» Required action:
Repeat the whole listing, keeping each line as it is.
##### Data for processing
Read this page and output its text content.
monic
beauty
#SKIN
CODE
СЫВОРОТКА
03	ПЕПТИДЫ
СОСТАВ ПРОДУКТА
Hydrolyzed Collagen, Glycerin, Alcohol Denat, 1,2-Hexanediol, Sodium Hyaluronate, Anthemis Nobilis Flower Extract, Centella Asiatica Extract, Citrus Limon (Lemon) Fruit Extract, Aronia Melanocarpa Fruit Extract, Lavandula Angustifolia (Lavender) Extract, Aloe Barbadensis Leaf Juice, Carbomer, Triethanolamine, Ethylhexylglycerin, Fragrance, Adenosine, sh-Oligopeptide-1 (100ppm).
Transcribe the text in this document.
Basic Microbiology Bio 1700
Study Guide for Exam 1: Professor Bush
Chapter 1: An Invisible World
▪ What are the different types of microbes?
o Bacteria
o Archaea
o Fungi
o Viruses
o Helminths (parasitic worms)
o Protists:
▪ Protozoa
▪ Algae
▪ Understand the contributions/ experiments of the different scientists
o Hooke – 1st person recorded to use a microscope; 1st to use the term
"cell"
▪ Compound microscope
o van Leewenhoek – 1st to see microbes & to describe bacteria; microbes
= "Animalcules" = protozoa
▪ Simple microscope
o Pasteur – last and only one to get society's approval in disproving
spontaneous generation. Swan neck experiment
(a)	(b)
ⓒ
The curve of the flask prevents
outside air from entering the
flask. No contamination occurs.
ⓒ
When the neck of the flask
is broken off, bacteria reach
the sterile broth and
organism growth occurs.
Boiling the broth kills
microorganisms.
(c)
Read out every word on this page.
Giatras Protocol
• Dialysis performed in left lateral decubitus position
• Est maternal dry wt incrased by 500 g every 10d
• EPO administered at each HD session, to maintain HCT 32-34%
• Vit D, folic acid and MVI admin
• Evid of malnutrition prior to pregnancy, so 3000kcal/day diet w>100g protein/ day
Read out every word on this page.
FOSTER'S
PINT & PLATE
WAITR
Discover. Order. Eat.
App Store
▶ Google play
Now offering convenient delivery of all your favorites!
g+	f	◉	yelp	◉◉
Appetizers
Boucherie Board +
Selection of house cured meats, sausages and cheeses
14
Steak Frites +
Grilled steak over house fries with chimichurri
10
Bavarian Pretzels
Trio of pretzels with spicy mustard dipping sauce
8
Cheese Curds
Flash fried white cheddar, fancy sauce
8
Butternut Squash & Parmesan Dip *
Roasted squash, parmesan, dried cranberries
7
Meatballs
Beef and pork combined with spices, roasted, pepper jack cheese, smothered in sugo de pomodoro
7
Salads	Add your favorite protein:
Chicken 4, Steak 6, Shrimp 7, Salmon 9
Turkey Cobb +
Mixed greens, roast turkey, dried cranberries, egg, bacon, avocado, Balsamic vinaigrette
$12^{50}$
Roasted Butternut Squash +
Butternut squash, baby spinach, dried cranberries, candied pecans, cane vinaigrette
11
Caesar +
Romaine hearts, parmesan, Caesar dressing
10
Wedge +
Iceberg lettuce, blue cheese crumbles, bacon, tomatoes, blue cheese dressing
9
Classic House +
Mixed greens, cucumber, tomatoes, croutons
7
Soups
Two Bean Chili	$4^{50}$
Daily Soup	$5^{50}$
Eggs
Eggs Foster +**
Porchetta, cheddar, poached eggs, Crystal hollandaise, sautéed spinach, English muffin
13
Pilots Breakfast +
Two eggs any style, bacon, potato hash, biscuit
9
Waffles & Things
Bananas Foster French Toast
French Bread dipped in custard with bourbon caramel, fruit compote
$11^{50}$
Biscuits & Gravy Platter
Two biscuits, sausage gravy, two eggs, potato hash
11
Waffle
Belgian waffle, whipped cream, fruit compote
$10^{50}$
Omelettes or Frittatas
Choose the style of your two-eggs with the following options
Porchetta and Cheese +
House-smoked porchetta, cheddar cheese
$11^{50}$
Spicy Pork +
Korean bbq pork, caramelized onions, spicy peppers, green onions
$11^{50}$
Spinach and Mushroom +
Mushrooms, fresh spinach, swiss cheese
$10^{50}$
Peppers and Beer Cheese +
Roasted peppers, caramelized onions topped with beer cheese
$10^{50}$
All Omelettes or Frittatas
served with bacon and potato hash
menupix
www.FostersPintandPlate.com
##########
» Exercise output:
Read this page and output its text content.
monic
beauty
#SKIN
CODE
СЫВОРОТКА
03	ПЕПТИДЫ
СОСТАВ ПРОДУКТА
Hydrolyzed Collagen, Glycerin, Alcohol Denat, 1,2-Hexanediol, Sodium Hyaluronate, Anthemis Nobilis Flower Extract, Centella Asiatica Extract, Citrus Limon (Lemon) Fruit Extract, Aronia Melanocarpa Fruit Extract, Lavandula Angustifolia (Lavender) Extract, Aloe Barbadensis Leaf Juice, Carbomer, Triethanolamine, Ethylhexylglycerin, Fragrance, Adenosine, sh-Oligopeptide-1 (100ppm).
Transcribe the text in this document.
Basic Microbiology Bio 1700
Study Guide for Exam 1: Professor Bush
Chapter 1: An Invisible World
▪ What are the different types of microbes?
o Bacteria
o Archaea
o Fungi
o Viruses
o Helminths (parasitic worms)
o Protists:
▪ Protozoa
▪ Algae
▪ Understand the contributions/ experiments of the different scientists
o Hooke – 1st person recorded to use a microscope; 1st to use the term
"cell"
▪ Compound microscope
o van Leewenhoek – 1st to see microbes & to describe bacteria; microbes
= "Animalcules" = protozoa
▪ Simple microscope
o Pasteur – last and only one to get society's approval in disproving
spontaneous generation. Swan neck experiment
(a)	(b)
ⓒ
The curve of the flask prevents
outside air from entering the
flask. No contamination occurs.
ⓒ
When the neck of the flask
is broken off, bacteria reach
the sterile broth and
organism growth occurs.
Boiling the broth kills
microorganisms.
(c)
Read out every word on this page.
Giatras Protocol
• Dialysis performed in left lateral decubitus position
• Est maternal dry wt incrased by 500 g every 10d
• EPO administered at each HD session, to maintain HCT 32-34%
• Vit D, folic acid and MVI admin
• Evid of malnutrition prior to pregnancy, so 3000kcal/day diet w>100g protein/ day
Read out every word on this page.
FOSTER'S
PINT & PLATE
WAITR
Discover. Order. Eat.
App Store
▶ Google play
Now offering convenient delivery of all your favorites!
g+	f	◉	yelp	◉◉
Appetizers
Boucherie Board +
Selection of house cured meats, sausages and cheeses
14
Steak Frites +
Grilled steak over house fries with chimichurri
10
Bavarian Pretzels
Trio of pretzels with spicy mustard dipping sauce
8
Cheese Curds
Flash fried white cheddar, fancy sauce
8
Butternut Squash & Parmesan Dip *
Roasted squash, parmesan, dried cranberries
7
Meatballs
Beef and pork combined with spices, roasted, pepper jack cheese, smothered in sugo de pomodoro
7
Salads	Add your favorite protein:
Chicken 4, Steak 6, Shrimp 7, Salmon 9
Turkey Cobb +
Mixed greens, roast turkey, dried cranberries, egg, bacon, avocado, Balsamic vinaigrette
$12^{50}$
Roasted Butternut Squash +
Butternut squash, baby spinach, dried cranberries, candied pecans, cane vinaigrette
11
Caesar +
Romaine hearts, parmesan, Caesar dressing
10
Wedge +
Iceberg lettuce, blue cheese crumbles, bacon, tomatoes, blue cheese dressing
9
Classic House +
Mixed greens, cucumber, tomatoes, croutons
7
Soups
Two Bean Chili	$4^{50}$
Daily Soup	$5^{50}$
Eggs
Eggs Foster +**
Porchetta, cheddar, poached eggs, Crystal hollandaise, sautéed spinach, English muffin
13
Pilots Breakfast +
Two eggs any style, bacon, potato hash, biscuit
9
Waffles & Things
Bananas Foster French Toast
French Bread dipped in custard with bourbon caramel, fruit compote
$11^{50}$
Biscuits & Gravy Platter
Two biscuits, sausage gravy, two eggs, potato hash
11
Waffle
Belgian waffle, whipped cream, fruit compote
$10^{50}$
Omelettes or Frittatas
Choose the style of your two-eggs with the following options
Porchetta and Cheese +
House-smoked porchetta, cheddar cheese
$11^{50}$
Spicy Pork +
Korean bbq pork, caramelized onions, spicy peppers, green onions
$11^{50}$
Spinach and Mushroom +
Mushrooms, fresh spinach, swiss cheese
$10^{50}$
Peppers and Beer Cheese +
Roasted peppers, caramelized onions topped with beer cheese
$10^{50}$
All Omelettes or Frittatas
served with bacon and potato hash
menupix
www.FostersPintandPlate.com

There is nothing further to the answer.